WHAT THIS TASK INVOLVES –
Please find all lines in the data that hold the string "title" and copy them.

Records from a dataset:
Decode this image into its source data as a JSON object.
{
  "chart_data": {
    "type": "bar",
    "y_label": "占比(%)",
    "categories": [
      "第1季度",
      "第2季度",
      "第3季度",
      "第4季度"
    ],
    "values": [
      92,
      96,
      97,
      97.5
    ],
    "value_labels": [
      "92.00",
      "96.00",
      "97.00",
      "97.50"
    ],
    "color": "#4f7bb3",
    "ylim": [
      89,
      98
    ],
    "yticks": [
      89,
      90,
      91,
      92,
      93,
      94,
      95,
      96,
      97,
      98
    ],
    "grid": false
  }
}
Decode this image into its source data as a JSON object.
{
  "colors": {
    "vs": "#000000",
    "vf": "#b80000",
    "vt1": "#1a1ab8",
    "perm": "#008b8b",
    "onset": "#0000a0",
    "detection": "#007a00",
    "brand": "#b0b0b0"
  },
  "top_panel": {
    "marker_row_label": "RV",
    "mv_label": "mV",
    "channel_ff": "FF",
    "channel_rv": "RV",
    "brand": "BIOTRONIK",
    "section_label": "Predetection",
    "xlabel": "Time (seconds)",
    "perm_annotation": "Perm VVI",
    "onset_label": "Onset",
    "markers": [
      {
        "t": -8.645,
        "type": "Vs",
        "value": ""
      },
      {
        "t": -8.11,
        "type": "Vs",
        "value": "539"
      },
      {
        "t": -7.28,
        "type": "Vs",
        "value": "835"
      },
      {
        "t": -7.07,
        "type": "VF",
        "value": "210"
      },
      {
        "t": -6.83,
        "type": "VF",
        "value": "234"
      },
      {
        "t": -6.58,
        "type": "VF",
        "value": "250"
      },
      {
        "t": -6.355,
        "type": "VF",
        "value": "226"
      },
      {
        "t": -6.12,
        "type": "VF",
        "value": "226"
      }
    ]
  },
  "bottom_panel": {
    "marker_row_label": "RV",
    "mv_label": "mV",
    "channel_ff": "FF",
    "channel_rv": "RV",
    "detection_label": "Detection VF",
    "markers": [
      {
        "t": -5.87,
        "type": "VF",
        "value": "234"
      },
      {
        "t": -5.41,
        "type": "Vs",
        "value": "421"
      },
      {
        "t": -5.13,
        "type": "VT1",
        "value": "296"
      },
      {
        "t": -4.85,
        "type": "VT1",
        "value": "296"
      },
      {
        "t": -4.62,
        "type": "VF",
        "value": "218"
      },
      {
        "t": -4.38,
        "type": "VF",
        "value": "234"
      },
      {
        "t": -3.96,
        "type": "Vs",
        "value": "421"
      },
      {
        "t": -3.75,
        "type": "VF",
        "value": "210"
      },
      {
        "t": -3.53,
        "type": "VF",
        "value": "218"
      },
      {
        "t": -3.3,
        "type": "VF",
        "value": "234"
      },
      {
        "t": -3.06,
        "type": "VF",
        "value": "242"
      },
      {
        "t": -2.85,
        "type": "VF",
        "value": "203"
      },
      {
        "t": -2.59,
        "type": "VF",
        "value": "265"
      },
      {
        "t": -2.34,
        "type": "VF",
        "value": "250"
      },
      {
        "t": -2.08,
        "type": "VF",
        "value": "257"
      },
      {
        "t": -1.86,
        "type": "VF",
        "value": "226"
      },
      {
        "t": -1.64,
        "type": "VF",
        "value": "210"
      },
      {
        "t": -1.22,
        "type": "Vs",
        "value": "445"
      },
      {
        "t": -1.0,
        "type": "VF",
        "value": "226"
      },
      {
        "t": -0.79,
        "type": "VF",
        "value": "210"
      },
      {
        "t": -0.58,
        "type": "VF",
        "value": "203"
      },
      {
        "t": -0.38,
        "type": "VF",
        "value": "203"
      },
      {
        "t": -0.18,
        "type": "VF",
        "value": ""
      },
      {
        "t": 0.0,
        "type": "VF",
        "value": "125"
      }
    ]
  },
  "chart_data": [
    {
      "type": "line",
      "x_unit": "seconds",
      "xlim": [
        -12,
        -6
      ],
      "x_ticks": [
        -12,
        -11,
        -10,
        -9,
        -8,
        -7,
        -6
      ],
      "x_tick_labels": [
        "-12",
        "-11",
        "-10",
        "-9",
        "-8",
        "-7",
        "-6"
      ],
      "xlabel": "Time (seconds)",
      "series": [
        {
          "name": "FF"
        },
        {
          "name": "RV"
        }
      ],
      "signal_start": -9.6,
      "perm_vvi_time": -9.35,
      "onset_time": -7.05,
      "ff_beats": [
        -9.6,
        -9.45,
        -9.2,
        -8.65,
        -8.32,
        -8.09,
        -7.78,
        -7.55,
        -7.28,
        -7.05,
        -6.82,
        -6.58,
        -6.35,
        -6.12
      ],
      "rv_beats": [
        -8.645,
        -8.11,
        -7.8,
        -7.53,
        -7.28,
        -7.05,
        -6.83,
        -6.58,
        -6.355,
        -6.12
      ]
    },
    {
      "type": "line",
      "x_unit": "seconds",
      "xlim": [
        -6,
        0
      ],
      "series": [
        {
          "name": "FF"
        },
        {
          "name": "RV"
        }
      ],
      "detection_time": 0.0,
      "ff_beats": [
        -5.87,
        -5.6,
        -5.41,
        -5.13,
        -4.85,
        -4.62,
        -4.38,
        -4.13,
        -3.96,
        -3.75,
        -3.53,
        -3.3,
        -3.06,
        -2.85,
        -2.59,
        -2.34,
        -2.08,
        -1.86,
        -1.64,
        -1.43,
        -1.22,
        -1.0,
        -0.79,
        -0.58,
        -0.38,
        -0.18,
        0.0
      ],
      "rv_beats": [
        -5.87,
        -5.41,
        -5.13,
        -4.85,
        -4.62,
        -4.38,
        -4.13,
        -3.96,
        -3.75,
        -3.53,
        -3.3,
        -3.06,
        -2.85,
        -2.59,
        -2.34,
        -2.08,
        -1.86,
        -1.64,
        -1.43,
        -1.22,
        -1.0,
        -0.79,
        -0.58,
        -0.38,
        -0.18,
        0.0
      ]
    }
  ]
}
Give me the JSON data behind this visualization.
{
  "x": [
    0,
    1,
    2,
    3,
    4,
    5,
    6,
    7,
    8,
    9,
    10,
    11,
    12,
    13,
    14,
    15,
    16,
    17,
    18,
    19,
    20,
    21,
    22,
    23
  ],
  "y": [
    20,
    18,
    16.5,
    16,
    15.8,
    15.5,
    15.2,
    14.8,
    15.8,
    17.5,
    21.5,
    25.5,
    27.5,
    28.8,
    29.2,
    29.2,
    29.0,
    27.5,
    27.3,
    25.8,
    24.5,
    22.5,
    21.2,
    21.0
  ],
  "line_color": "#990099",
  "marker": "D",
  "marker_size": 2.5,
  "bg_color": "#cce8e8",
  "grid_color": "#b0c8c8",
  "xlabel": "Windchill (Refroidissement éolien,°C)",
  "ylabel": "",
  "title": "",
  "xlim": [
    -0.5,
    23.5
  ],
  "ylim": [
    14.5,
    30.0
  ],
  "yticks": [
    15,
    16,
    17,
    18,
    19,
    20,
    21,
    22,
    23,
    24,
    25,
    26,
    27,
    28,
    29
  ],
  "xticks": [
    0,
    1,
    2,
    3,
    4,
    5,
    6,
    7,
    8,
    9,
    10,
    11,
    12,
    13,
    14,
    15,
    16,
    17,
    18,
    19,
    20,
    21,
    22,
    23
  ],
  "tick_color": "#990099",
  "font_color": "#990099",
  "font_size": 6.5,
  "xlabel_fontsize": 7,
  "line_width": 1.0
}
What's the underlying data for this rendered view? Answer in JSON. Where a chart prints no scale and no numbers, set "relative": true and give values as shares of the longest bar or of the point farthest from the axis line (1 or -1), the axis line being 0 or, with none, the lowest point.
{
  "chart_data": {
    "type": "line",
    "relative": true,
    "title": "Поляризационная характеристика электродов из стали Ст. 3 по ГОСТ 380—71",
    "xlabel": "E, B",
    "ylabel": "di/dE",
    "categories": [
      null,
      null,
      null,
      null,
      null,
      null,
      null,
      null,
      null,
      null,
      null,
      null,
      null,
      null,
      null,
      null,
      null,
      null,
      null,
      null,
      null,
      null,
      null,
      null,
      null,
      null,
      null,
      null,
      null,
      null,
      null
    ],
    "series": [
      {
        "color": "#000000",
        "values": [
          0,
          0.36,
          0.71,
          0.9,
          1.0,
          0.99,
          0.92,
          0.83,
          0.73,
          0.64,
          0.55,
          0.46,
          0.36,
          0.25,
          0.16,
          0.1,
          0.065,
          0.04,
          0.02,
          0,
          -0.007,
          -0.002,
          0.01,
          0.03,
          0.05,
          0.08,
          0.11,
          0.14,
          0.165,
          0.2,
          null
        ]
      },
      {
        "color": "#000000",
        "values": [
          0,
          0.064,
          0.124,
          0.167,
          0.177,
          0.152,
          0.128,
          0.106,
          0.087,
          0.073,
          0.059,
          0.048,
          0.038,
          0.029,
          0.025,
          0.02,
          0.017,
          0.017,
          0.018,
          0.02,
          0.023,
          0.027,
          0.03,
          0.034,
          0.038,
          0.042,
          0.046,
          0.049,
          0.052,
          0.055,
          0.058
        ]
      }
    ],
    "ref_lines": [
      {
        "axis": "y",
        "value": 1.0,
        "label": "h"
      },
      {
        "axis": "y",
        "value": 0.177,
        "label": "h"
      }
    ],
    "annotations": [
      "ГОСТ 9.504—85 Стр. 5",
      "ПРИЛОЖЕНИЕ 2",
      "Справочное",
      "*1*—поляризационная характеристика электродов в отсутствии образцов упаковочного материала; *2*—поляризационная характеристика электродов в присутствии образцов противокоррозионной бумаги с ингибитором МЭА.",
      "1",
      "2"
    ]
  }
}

EXERCISE RESULT –
  "title": "",
    "title": "Поляризационная характеристика электродов из стали Ст. 3 по ГОСТ 380—71",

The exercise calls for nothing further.